Material provided:
○ ○ ○ ○
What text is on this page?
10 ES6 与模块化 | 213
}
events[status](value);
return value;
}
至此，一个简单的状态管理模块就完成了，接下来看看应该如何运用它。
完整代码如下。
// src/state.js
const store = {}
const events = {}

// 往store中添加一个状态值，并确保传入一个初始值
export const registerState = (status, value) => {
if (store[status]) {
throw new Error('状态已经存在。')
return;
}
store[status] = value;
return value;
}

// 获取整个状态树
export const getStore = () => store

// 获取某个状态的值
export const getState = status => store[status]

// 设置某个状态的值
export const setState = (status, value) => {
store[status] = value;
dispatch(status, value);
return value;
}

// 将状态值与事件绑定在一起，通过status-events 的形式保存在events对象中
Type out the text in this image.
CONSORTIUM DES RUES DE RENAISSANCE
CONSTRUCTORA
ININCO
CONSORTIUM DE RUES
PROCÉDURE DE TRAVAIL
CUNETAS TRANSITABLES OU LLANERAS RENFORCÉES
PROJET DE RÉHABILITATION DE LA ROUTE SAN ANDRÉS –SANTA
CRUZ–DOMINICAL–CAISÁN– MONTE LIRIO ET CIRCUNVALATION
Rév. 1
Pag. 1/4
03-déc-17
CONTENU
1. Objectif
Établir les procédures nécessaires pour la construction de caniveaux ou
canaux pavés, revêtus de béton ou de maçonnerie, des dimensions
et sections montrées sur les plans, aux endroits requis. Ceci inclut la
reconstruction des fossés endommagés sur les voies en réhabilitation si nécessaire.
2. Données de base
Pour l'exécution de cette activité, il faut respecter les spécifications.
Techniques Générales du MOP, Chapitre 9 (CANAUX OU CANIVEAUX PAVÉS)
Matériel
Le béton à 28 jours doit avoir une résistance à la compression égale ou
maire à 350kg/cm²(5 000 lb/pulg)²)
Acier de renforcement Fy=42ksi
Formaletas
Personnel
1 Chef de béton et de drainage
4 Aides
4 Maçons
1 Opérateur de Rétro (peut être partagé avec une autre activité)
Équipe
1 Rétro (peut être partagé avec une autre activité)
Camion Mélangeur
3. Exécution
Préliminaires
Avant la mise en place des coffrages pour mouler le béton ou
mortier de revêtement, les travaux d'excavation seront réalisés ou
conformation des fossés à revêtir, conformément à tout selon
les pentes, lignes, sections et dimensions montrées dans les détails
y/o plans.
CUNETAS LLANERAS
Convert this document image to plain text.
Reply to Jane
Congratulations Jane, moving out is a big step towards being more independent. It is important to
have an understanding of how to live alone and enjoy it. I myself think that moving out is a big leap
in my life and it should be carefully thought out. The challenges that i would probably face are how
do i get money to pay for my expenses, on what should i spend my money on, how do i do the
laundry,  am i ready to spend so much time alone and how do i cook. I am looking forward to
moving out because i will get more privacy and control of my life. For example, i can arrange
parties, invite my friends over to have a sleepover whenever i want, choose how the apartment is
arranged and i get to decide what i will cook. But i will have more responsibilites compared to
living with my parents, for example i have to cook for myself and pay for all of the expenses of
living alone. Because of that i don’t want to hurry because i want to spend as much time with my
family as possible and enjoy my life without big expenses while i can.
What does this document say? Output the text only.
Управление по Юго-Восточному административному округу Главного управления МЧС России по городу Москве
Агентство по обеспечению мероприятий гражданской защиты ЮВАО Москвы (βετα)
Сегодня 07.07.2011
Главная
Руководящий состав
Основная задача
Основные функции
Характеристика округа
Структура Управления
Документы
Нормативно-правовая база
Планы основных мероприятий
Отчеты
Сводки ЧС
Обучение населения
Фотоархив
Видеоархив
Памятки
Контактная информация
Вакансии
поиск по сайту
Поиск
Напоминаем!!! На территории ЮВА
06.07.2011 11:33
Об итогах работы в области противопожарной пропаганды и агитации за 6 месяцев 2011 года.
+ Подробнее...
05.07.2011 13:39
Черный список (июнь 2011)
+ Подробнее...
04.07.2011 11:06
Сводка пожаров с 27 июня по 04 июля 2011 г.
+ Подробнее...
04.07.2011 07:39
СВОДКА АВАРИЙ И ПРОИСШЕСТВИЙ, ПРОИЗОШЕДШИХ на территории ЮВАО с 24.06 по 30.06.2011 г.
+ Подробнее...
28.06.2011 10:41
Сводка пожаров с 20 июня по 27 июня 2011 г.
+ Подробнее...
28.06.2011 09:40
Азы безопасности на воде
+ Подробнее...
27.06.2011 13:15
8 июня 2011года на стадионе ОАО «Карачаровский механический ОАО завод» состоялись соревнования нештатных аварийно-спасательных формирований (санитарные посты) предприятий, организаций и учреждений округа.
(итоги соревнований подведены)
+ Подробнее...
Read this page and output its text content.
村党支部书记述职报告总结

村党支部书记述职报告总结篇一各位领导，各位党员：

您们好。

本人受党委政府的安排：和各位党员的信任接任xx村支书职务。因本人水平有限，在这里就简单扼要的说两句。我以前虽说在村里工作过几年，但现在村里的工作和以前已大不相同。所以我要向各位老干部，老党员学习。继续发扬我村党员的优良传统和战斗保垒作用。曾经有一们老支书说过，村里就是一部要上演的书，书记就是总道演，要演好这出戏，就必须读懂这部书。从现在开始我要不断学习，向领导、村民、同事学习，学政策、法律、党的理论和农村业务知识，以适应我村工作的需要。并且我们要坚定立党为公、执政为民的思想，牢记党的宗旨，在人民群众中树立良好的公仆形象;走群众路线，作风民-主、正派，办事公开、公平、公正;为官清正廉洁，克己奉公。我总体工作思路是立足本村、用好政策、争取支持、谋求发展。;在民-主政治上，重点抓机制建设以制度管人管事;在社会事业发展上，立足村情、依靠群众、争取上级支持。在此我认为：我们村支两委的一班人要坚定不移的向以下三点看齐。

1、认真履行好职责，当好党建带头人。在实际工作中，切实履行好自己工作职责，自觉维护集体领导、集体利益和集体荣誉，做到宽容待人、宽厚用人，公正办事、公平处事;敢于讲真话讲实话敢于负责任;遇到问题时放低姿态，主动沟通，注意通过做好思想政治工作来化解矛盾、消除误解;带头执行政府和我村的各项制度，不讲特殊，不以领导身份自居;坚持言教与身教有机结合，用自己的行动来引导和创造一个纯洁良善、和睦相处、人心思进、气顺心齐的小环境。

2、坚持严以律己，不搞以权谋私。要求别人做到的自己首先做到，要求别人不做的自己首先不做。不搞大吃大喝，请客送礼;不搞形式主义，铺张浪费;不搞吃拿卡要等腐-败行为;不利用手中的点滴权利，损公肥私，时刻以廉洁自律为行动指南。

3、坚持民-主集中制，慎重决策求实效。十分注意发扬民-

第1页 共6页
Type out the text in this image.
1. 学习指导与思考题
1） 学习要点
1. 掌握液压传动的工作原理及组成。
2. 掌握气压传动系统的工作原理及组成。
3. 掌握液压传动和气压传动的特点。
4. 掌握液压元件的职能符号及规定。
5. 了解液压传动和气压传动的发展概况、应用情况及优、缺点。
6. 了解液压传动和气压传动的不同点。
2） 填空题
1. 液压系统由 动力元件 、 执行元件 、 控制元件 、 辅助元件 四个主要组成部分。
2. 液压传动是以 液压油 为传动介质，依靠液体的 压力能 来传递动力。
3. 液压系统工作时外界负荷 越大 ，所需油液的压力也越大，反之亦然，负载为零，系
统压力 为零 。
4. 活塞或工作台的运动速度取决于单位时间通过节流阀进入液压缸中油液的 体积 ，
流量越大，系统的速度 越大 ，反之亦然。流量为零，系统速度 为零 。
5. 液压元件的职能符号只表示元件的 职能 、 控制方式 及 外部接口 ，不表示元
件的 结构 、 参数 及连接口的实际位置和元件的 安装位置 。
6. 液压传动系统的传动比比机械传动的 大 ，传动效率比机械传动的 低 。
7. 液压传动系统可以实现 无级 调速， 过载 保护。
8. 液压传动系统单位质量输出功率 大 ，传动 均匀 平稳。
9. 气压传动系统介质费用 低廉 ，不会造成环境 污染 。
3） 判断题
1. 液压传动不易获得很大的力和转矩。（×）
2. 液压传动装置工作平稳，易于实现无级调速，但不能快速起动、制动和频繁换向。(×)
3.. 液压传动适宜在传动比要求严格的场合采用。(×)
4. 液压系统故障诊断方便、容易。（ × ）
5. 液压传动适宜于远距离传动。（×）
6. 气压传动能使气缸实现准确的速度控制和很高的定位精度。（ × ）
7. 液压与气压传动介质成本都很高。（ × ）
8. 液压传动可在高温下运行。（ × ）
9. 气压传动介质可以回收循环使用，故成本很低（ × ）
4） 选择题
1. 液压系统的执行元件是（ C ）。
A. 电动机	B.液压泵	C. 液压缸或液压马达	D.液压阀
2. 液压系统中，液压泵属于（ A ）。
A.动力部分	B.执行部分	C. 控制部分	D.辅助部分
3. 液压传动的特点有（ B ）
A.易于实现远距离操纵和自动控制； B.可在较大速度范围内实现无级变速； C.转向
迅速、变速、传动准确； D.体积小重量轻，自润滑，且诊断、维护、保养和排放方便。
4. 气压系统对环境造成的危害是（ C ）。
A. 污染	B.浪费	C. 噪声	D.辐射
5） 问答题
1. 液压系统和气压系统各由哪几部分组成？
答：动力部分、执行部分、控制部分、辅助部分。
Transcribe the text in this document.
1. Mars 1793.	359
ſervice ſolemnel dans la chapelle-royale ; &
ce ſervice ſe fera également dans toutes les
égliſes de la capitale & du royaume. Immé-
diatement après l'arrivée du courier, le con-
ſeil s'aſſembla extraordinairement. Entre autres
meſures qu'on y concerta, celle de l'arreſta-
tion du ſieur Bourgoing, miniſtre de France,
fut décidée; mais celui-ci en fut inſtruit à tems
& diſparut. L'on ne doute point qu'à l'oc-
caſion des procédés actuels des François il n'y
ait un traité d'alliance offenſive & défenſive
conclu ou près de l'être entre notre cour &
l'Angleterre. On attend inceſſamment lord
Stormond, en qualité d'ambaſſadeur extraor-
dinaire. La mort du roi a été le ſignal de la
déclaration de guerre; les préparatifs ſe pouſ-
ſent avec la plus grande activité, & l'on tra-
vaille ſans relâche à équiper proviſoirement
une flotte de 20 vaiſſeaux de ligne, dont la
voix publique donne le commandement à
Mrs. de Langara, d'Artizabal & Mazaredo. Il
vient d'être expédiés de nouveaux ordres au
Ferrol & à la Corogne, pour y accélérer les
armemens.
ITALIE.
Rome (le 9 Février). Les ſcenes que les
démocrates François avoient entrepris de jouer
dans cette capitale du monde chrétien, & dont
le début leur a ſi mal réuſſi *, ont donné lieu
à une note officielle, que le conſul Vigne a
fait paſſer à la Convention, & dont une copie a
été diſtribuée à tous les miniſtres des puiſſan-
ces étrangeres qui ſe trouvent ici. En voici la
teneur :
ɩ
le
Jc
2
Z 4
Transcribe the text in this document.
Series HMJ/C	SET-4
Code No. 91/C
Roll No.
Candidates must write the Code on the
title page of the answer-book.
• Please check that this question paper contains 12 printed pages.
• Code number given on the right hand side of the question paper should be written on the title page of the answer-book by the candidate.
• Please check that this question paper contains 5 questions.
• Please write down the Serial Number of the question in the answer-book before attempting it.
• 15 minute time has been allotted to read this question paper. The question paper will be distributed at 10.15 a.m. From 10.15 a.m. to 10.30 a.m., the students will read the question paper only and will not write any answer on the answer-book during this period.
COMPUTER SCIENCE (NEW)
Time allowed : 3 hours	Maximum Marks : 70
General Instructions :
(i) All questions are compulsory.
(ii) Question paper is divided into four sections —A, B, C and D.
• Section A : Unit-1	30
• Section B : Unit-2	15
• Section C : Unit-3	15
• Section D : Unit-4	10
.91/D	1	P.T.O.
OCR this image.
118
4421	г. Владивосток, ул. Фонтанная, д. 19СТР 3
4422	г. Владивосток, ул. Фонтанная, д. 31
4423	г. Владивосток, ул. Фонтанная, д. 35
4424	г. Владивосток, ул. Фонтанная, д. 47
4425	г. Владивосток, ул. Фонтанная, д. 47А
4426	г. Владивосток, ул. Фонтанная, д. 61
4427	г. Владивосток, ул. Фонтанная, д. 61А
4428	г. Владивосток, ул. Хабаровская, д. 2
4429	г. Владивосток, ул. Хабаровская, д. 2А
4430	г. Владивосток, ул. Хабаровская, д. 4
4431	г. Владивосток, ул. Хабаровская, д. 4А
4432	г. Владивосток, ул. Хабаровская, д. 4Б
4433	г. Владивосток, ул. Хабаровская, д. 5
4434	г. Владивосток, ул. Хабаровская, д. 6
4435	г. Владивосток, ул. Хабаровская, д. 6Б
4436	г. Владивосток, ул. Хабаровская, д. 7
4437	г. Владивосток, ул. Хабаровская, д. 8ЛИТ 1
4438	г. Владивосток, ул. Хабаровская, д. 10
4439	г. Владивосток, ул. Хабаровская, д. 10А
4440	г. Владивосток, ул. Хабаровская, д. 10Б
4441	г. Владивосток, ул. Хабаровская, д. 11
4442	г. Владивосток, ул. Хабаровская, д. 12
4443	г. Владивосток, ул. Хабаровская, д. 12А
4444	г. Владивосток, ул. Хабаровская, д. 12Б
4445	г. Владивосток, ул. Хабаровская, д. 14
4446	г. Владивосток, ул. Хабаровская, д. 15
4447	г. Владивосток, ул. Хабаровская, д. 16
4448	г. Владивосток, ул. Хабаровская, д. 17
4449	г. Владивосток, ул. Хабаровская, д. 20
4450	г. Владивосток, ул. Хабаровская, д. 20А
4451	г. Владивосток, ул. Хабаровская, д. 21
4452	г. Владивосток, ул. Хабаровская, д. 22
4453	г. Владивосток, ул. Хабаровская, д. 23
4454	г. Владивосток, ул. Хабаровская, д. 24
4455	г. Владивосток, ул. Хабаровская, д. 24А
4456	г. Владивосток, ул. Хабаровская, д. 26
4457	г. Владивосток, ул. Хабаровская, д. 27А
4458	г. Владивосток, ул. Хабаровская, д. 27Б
○ ○ ○ ○
Exercise details: Copy all lines from the entries that contain the word "much".

Answer below:
laundry,  am i ready to spend so much time alone and how do i cook. I am looking forward to
living alone. Because of that i don’t want to hurry because i want to spend as much time with my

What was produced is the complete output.